Select each line where the word "использовании" appears.

Recorded data
----

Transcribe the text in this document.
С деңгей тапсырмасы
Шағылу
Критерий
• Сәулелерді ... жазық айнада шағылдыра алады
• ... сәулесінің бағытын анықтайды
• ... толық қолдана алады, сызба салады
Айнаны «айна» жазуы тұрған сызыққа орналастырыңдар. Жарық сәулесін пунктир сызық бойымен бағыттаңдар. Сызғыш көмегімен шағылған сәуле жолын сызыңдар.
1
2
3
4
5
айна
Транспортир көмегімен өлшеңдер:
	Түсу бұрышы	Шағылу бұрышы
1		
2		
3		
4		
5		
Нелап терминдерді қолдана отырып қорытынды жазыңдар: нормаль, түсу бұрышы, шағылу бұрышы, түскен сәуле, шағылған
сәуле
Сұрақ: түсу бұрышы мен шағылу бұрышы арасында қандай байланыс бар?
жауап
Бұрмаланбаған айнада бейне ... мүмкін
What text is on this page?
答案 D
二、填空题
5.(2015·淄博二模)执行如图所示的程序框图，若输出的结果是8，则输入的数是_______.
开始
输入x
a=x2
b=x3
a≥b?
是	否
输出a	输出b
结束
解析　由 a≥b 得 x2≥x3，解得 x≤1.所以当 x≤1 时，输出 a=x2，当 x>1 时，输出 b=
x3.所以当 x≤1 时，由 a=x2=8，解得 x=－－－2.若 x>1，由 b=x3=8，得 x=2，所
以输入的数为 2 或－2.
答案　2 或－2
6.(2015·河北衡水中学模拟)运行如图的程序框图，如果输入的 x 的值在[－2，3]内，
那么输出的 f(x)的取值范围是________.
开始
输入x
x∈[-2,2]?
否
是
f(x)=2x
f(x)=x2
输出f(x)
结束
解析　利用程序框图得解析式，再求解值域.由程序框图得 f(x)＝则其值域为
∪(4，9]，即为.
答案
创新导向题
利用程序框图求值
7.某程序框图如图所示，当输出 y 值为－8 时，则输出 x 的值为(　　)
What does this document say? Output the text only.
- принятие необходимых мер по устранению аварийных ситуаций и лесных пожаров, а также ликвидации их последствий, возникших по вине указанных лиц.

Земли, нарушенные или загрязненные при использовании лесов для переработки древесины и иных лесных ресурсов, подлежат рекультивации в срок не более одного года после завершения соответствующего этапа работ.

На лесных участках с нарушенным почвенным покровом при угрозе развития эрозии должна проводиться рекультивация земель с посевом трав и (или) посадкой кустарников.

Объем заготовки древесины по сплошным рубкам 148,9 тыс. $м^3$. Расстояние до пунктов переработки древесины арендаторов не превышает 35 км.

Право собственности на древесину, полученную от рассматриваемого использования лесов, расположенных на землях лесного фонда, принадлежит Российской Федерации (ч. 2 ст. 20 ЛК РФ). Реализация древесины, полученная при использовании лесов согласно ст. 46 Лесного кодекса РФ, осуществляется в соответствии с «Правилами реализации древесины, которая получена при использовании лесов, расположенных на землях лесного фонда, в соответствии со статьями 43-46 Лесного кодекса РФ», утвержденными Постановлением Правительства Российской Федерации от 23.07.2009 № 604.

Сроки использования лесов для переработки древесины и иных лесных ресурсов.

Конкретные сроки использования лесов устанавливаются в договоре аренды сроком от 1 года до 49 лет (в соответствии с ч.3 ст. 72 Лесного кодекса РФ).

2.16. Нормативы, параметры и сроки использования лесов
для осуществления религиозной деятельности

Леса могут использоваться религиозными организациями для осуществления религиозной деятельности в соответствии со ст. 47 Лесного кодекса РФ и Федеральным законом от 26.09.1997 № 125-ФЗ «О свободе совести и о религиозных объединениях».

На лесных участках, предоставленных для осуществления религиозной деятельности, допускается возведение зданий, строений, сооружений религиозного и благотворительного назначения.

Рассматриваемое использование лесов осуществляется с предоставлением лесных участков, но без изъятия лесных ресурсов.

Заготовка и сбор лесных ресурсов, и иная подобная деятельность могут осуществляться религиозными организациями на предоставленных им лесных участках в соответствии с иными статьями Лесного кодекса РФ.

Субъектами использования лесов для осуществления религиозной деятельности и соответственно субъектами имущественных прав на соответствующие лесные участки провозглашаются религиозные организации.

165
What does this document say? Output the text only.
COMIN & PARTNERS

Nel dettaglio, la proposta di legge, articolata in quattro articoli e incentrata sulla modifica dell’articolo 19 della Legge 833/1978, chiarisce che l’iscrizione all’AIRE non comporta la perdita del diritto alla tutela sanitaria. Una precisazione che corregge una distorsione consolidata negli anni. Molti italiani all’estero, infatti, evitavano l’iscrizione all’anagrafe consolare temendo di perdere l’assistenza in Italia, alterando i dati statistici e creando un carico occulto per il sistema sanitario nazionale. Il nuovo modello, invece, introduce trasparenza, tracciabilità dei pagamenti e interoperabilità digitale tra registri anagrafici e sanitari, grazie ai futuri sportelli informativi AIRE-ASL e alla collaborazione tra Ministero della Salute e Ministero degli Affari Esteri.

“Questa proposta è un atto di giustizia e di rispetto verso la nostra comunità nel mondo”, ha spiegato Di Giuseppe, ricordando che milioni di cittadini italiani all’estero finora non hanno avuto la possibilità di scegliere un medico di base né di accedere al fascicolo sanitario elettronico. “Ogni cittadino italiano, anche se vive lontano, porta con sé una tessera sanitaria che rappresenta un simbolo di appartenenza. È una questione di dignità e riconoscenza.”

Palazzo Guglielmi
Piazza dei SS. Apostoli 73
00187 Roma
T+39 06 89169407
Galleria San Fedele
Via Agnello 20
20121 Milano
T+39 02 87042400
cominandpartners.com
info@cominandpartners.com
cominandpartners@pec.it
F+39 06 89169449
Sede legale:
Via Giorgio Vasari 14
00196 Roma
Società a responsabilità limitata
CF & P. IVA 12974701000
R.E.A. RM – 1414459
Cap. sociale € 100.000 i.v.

----

▸ COMPLETE RESPONSE
Земли, нарушенные или загрязненные при использовании лесов для переработки древесины и иных лесных ресурсов, подлежат рекультивации в срок не более одного года после завершения соответствующего этапа работ.
Право собственности на древесину, полученную от рассматриваемого использования лесов, расположенных на землях лесного фонда, принадлежит Российской Федерации (ч. 2 ст. 20 ЛК РФ). Реализация древесины, полученная при использовании лесов согласно ст. 46 Лесного кодекса РФ, осуществляется в соответствии с «Правилами реализации древесины, которая получена при использовании лесов, расположенных на землях лесного фонда, в соответствии со статьями 43-46 Лесного кодекса РФ», утвержденными Постановлением Правительства Российской Федерации от 23.07.2009 № 604.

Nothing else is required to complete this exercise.